Copy each line of the entries beneath that contains the word "الكافي".

→ INFORMATION SHOWN
++++++
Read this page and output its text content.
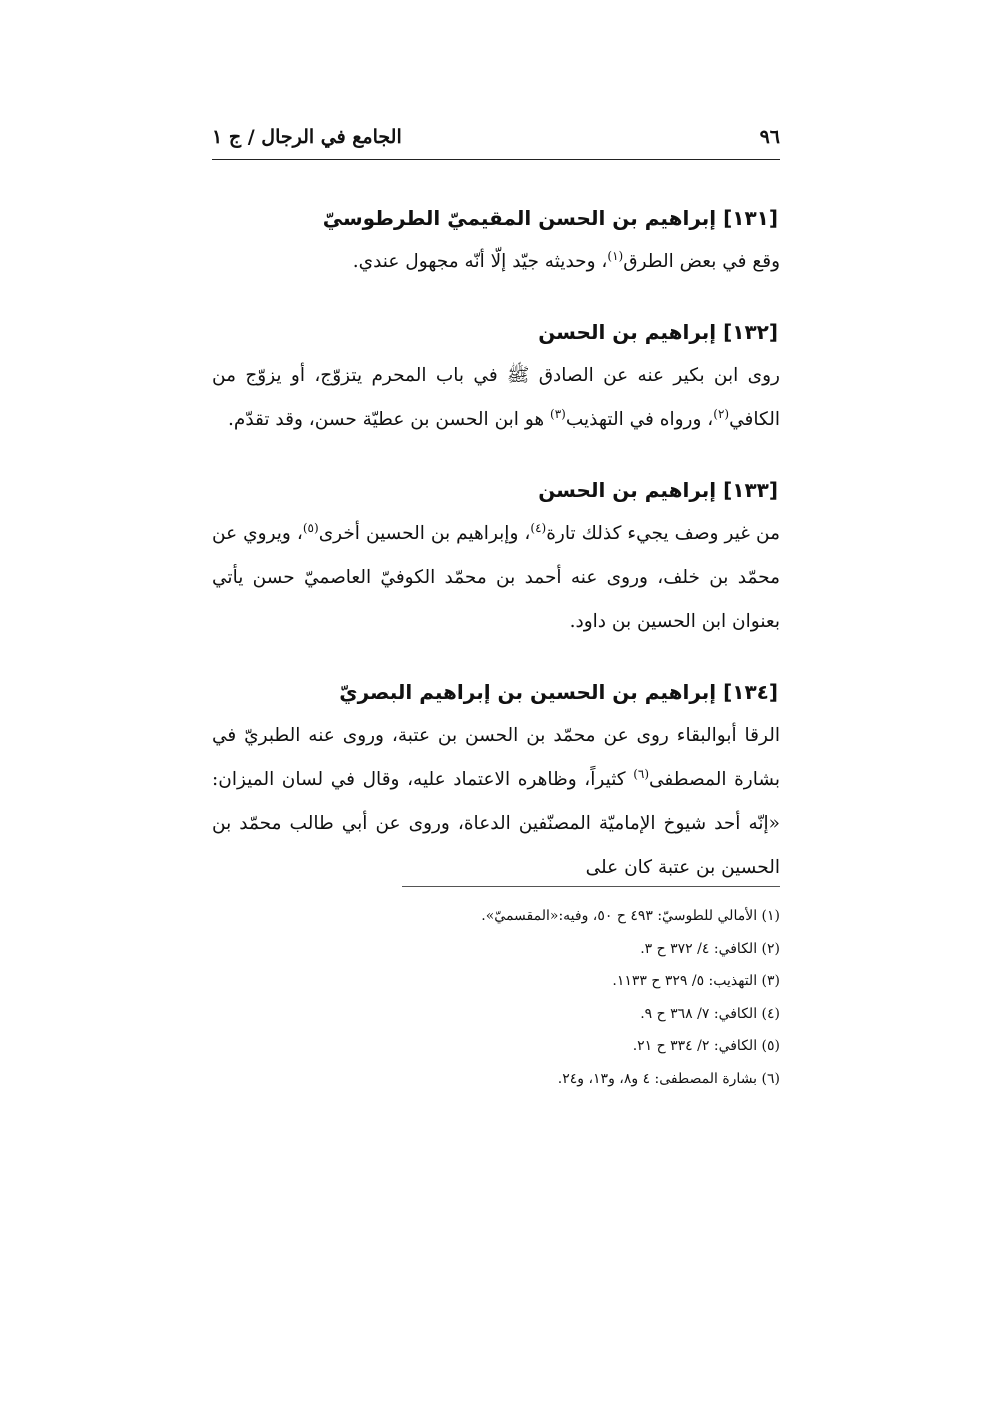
الجامع في الرجال / ج ١	٩٦
[١٣١] إبراهيم بن الحسن المقيميّ الطرطوسيّ

وقع في بعض الطرق$^{(١)}$، وحديثه جيّد إلّا أنّه مجهول عندي.

[١٣٢] إبراهيم بن الحسن

روى ابن بكير عنه عن الصادق ﷺ في باب المحرم يتزوّج، أو يزوّج من الكافي$^{(٢)}$، ورواه في التهذيب$^{(٣)}$ هو ابن الحسن بن عطيّة حسن، وقد تقدّم.

[١٣٣] إبراهيم بن الحسن

من غير وصف يجيء كذلك تارة$^{(٤)}$، وإبراهيم بن الحسين أخرى$^{(٥)}$، ويروي عن محمّد بن خلف، وروى عنه أحمد بن محمّد الكوفيّ العاصميّ حسن يأتي بعنوان ابن الحسين بن داود.

[١٣٤] إبراهيم بن الحسين بن إبراهيم البصريّ

الرقا أبوالبقاء روى عن محمّد بن الحسن بن عتبة، وروى عنه الطبريّ في بشارة المصطفى$^{(٦)}$ كثيراً، وظاهره الاعتماد عليه، وقال في لسان الميزان: «إنّه أحد شيوخ الإماميّة المصنّفين الدعاة، وروى عن أبي طالب محمّد بن الحسين بن عتبة كان على

(١) الأمالي للطوسيّ: ٤٩٣ ح ٥٠، وفيه:«المقسميّ».
(٢) الكافي: ٤/ ٣٧٢ ح ٣.
(٣) التهذيب: ٥/ ٣٢٩ ح ١١٣٣.
(٤) الكافي: ٧/ ٣٦٨ ح ٩.
(٥) الكافي: ٢/ ٣٣٤ ح ٢١.
(٦) بشارة المصطفى: ٤ و٨، و١٣، و٢٤.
++++++
→ SOLUTION FOR THIS TASK
روى ابن بكير عنه عن الصادق ﷺ في باب المحرم يتزوّج، أو يزوّج من الكافي$^{(٢)}$، ورواه في التهذيب$^{(٣)}$ هو ابن الحسن بن عطيّة حسن، وقد تقدّم.
(٢) الكافي: ٤/ ٣٧٢ ح ٣.
(٤) الكافي: ٧/ ٣٦٨ ح ٩.
(٥) الكافي: ٢/ ٣٣٤ ح ٢١.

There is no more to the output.